▶ [Raw records]
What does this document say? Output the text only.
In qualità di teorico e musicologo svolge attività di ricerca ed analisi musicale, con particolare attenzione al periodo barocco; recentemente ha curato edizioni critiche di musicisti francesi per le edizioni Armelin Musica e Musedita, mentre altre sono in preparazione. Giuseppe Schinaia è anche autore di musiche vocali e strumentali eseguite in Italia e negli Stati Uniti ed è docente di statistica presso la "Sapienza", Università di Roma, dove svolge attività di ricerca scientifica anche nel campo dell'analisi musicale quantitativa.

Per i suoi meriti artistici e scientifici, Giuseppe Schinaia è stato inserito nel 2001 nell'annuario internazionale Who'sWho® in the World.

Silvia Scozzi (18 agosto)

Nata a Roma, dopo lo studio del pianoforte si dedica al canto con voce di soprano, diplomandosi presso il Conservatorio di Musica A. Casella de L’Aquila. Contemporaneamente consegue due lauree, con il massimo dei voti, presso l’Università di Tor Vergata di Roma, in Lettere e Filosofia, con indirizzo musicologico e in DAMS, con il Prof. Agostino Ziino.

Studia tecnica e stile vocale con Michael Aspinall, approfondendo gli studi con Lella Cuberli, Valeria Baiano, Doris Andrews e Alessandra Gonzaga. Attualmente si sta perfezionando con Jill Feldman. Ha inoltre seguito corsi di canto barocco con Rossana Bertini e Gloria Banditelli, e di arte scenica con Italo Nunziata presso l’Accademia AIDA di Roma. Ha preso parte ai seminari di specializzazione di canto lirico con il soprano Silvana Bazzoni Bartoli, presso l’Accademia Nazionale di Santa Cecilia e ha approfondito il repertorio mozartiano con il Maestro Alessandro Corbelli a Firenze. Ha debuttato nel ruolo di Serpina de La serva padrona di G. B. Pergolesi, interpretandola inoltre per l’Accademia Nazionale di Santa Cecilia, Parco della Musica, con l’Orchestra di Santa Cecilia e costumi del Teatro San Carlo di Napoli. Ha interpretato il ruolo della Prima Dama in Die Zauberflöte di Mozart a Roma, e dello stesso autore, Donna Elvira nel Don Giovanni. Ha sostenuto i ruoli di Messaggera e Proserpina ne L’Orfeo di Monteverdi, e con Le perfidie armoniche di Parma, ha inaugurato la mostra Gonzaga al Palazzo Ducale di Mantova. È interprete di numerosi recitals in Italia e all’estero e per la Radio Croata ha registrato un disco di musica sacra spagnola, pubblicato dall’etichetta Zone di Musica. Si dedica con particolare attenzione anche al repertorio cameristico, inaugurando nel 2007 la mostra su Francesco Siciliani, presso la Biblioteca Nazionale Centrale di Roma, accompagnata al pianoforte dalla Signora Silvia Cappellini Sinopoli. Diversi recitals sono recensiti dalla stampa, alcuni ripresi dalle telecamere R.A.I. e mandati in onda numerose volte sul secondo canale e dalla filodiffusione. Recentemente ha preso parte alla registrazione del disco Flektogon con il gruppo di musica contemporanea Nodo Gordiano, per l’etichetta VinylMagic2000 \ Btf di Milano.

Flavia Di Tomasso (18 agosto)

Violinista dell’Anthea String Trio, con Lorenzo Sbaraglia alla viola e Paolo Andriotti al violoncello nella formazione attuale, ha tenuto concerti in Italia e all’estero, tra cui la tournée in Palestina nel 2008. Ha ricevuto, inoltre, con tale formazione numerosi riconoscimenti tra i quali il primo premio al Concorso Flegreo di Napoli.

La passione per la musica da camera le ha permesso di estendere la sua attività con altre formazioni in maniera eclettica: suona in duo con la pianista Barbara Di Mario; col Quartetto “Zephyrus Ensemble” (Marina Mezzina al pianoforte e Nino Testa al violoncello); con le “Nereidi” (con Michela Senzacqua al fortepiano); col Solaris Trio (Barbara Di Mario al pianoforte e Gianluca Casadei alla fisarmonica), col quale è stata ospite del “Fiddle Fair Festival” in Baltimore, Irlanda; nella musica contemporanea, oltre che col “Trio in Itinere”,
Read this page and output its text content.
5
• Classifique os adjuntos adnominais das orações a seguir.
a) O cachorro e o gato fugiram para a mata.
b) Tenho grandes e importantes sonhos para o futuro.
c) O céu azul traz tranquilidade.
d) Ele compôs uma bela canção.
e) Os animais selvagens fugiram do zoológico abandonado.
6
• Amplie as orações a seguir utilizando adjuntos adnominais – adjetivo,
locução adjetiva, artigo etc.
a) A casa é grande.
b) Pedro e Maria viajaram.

▶ [Task instructions]
From the entries above, copy each line holding "fugiram".

▶ [Exercise response]
a) O cachorro e o gato fugiram para a mata.
e) Os animais selvagens fugiram do zoológico abandonado.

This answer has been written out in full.